_Exercices_:
**a.** Selon l'extrait, quelle proportion des emplois en Suisse les conventions collectives du travail couvraient-elles en 2003 ?
**b.** Comptez les lignes des données qui contiennent la chaîne « Contains » et donnez uniquement ce nombre.

_Extrait du texte_:
Enfin, en ce qui concerne la promotion de la négociation collective, il apparaît que les autorités publiques ne prennent aucune mesure afin de remédier à l’érosion de la négociation collective alors que les conventions collectives ne couvrent qu’un tiers des emplois.
Les membres travailleurs ont considéré que ce cas est très important car il témoigne de la tendance à l’érosion des négociations collectives libres et volontaires.
Lentement mais sûrement, la Suisse se détourne de la négociation collective lui préférant la négociation directe avec le personnel.

Les membres employeurs ont estimé que l’on ne pouvait avoir qu’une discussion préliminaire sur ce cas, car il n’y a dans l’observation de la commission d’experts que des allégations.
Aucun fait n’est établi, et ni le point de vue du gouvernement ni celui des employeurs suisses n’y figurent.
Il n’est pas approprié de discuter de ce cas à ce stade de la procédure, d’autant plus que le gouvernement n’a pas eu l’occasion de répondre et qu’il doit soumettre très prochainement un rapport.
S’agissant des articles 1 et 3 de la convention et en ce qui concerne les licenciements pour motifs antisyndicaux, les membres employeurs ont contesté le fait que la commission d’experts applique à la convention les principes d’un cas du Comité de la liberté syndicale, dans une situation comme celle-ci, qui a une portée plus restreinte.
En ce qui concerne l’article 2, les membres employeurs ont déclaré ne pas comprendre pourquoi la commission d’experts se réfère nommément à des entreprises citées dans les allégations, dans la mesure où cela n’est pas constructif.
Enfin, l’affirmation sur la négociation collective volontaire est si générale qu’elle n’appelle aucun commentaire concret.
Pour terminer, les membres employeurs ont réaffirmé que ce cas avait été inscrit prématurément sur la liste.

Le membre travailleur de la Suisse a souligné que la Suisse bénéficie de la paix sociale que les syndicats et les associations patronales ont assurée depuis plus de soixante ans, même si le pays enregistre depuis quelques années une hausse importante de la pauvreté.
Si le dialogue social tripartite fonctionne, le dialogue social bipartite connaît un déclin inquiétant dû aux mutations qui touchent les entreprises et le marché du travail.
En 1990, la couverture des conventions collectives du travail en vigueur en Suisse s’étendait à 50 pour cent des emplois ; en 2003, elle n’atteignait plus que 36,7 pour cent.

_Données fournies_:
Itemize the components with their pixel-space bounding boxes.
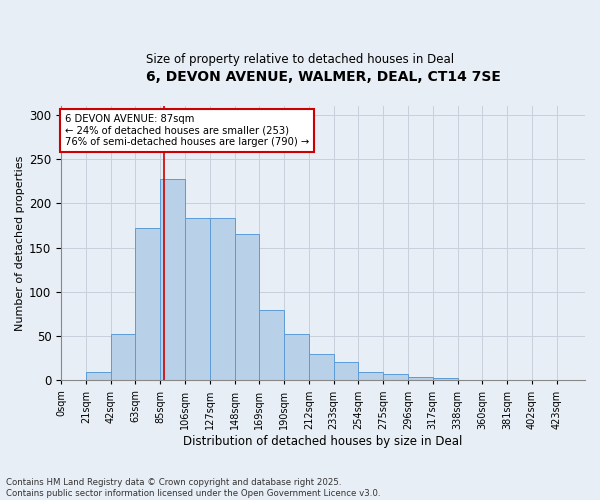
Text: Size of property relative to detached houses in Deal: Size of property relative to detached ho… <box>146 52 454 66</box>
Bar <box>408 377 433 380</box>
Text: Contains HM Land Registry data © Crown copyright and database right 2025.
Contai: Contains HM Land Registry data © Crown c… <box>6 478 380 498</box>
Title: 6, DEVON AVENUE, WALMER, DEAL, CT14 7SE: 6, DEVON AVENUE, WALMER, DEAL, CT14 7SE <box>146 70 500 84</box>
Bar <box>136 228 160 380</box>
Bar <box>185 218 210 380</box>
Bar <box>284 334 309 380</box>
Bar <box>110 334 136 380</box>
Bar <box>235 234 259 380</box>
Bar <box>210 218 235 380</box>
Text: 6 DEVON AVENUE: 87sqm
← 24% of detached houses are smaller (253)
76% of semi-det: 6 DEVON AVENUE: 87sqm ← 24% of detached … <box>65 114 309 147</box>
X-axis label: Distribution of detached houses by size in Deal: Distribution of detached houses by size … <box>184 434 463 448</box>
Bar <box>433 378 458 380</box>
Bar <box>383 374 408 380</box>
Y-axis label: Number of detached properties: Number of detached properties <box>15 156 25 331</box>
Bar <box>334 362 358 380</box>
Bar <box>358 372 383 380</box>
Bar <box>309 354 334 380</box>
Bar <box>160 178 185 380</box>
Bar <box>86 372 110 380</box>
Bar <box>259 310 284 380</box>
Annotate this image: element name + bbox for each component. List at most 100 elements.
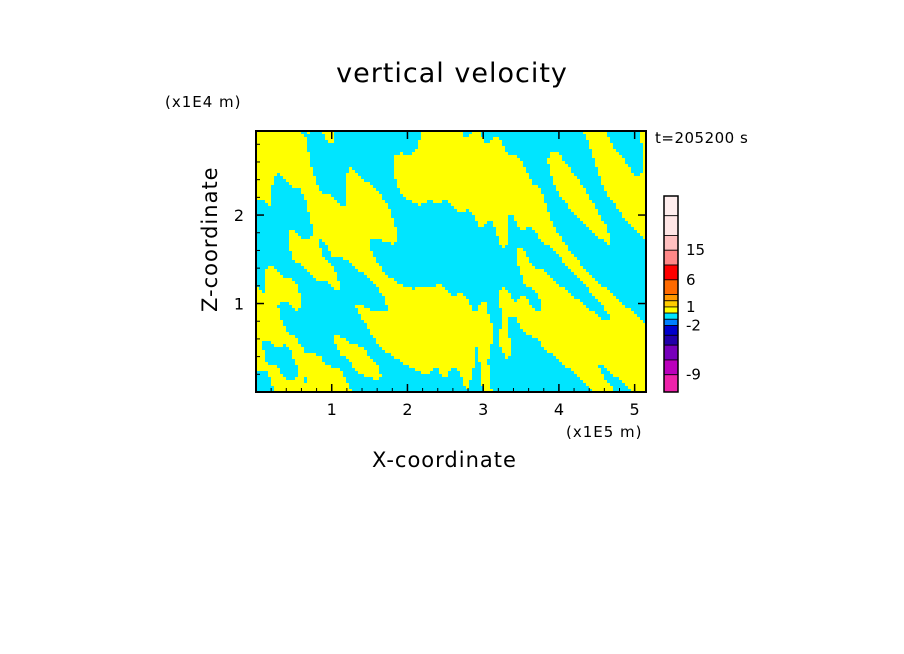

_Réponses successives_:
**a.** 36,7 pour cent des emplois.

**b.** 2